» **What you need to do**: Provide the data again in its entirety, exactly as given.

::::::

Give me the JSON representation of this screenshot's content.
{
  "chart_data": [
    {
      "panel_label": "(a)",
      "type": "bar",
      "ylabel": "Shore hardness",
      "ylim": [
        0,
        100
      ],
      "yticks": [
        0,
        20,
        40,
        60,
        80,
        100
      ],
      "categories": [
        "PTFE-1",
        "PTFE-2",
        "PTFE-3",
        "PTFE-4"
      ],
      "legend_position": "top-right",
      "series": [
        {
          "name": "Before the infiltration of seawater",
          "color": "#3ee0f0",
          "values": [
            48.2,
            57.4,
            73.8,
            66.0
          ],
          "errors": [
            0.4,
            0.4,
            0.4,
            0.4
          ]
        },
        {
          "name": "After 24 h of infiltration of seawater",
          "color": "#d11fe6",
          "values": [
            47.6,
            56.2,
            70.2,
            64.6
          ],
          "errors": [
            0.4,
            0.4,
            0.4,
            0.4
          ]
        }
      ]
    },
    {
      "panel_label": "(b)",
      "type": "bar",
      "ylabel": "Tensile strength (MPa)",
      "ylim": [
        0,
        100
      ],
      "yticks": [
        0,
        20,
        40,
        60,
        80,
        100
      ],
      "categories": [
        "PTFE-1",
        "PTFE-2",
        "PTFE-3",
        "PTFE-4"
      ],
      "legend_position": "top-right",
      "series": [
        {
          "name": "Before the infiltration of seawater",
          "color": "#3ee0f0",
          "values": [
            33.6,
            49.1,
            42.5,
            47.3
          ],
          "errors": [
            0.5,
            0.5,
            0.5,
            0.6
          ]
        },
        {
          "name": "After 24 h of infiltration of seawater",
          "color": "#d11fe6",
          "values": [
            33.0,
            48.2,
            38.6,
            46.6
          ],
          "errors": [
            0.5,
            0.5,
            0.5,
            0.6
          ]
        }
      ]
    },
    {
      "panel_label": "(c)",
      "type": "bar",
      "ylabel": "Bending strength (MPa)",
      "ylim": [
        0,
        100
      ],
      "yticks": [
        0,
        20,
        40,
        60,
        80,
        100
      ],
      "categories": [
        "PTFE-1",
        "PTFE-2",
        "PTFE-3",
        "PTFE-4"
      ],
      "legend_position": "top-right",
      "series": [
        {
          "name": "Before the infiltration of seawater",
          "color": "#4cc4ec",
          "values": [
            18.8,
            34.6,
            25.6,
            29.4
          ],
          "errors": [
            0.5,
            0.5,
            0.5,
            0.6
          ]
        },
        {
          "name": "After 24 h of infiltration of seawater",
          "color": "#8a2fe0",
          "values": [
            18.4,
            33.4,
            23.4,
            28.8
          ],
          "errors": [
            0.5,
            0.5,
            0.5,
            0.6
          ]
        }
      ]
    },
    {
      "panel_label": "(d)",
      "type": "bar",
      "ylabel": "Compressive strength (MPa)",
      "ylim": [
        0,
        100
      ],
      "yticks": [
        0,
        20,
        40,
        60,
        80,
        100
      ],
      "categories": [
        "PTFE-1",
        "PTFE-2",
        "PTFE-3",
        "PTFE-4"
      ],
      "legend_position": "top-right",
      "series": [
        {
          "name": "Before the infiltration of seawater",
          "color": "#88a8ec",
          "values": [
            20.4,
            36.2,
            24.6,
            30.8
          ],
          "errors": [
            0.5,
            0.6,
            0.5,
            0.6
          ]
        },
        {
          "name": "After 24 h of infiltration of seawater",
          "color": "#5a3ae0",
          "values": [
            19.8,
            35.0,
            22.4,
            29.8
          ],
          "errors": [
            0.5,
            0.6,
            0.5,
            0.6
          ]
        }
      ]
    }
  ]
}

::::::

» **Output of the task**:
Give me the JSON representation of this screenshot's content.
{
  "chart_data": [
    {
      "panel_label": "(a)",
      "type": "bar",
      "ylabel": "Shore hardness",
      "ylim": [
        0,
        100
      ],
      "yticks": [
        0,
        20,
        40,
        60,
        80,
        100
      ],
      "categories": [
        "PTFE-1",
        "PTFE-2",
        "PTFE-3",
        "PTFE-4"
      ],
      "legend_position": "top-right",
      "series": [
        {
          "name": "Before the infiltration of seawater",
          "color": "#3ee0f0",
          "values": [
            48.2,
            57.4,
            73.8,
            66.0
          ],
          "errors": [
            0.4,
            0.4,
            0.4,
            0.4
          ]
        },
        {
          "name": "After 24 h of infiltration of seawater",
          "color": "#d11fe6",
          "values": [
            47.6,
            56.2,
            70.2,
            64.6
          ],
          "errors": [
            0.4,
            0.4,
            0.4,
            0.4
          ]
        }
      ]
    },
    {
      "panel_label": "(b)",
      "type": "bar",
      "ylabel": "Tensile strength (MPa)",
      "ylim": [
        0,
        100
      ],
      "yticks": [
        0,
        20,
        40,
        60,
        80,
        100
      ],
      "categories": [
        "PTFE-1",
        "PTFE-2",
        "PTFE-3",
        "PTFE-4"
      ],
      "legend_position": "top-right",
      "series": [
        {
          "name": "Before the infiltration of seawater",
          "color": "#3ee0f0",
          "values": [
            33.6,
            49.1,
            42.5,
            47.3
          ],
          "errors": [
            0.5,
            0.5,
            0.5,
            0.6
          ]
        },
        {
          "name": "After 24 h of infiltration of seawater",
          "color": "#d11fe6",
          "values": [
            33.0,
            48.2,
            38.6,
            46.6
          ],
          "errors": [
            0.5,
            0.5,
            0.5,
            0.6
          ]
        }
      ]
    },
    {
      "panel_label": "(c)",
      "type": "bar",
      "ylabel": "Bending strength (MPa)",
      "ylim": [
        0,
        100
      ],
      "yticks": [
        0,
        20,
        40,
        60,
        80,
        100
      ],
      "categories": [
        "PTFE-1",
        "PTFE-2",
        "PTFE-3",
        "PTFE-4"
      ],
      "legend_position": "top-right",
      "series": [
        {
          "name": "Before the infiltration of seawater",
          "color": "#4cc4ec",
          "values": [
            18.8,
            34.6,
            25.6,
            29.4
          ],
          "errors": [
            0.5,
            0.5,
            0.5,
            0.6
          ]
        },
        {
          "name": "After 24 h of infiltration of seawater",
          "color": "#8a2fe0",
          "values": [
            18.4,
            33.4,
            23.4,
            28.8
          ],
          "errors": [
            0.5,
            0.5,
            0.5,
            0.6
          ]
        }
      ]
    },
    {
      "panel_label": "(d)",
      "type": "bar",
      "ylabel": "Compressive strength (MPa)",
      "ylim": [
        0,
        100
      ],
      "yticks": [
        0,
        20,
        40,
        60,
        80,
        100
      ],
      "categories": [
        "PTFE-1",
        "PTFE-2",
        "PTFE-3",
        "PTFE-4"
      ],
      "legend_position": "top-right",
      "series": [
        {
          "name": "Before the infiltration of seawater",
          "color": "#88a8ec",
          "values": [
            20.4,
            36.2,
            24.6,
            30.8
          ],
          "errors": [
            0.5,
            0.6,
            0.5,
            0.6
          ]
        },
        {
          "name": "After 24 h of infiltration of seawater",
          "color": "#5a3ae0",
          "values": [
            19.8,
            35.0,
            22.4,
            29.8
          ],
          "errors": [
            0.5,
            0.6,
            0.5,
            0.6
          ]
        }
      ]
    }
  ]
}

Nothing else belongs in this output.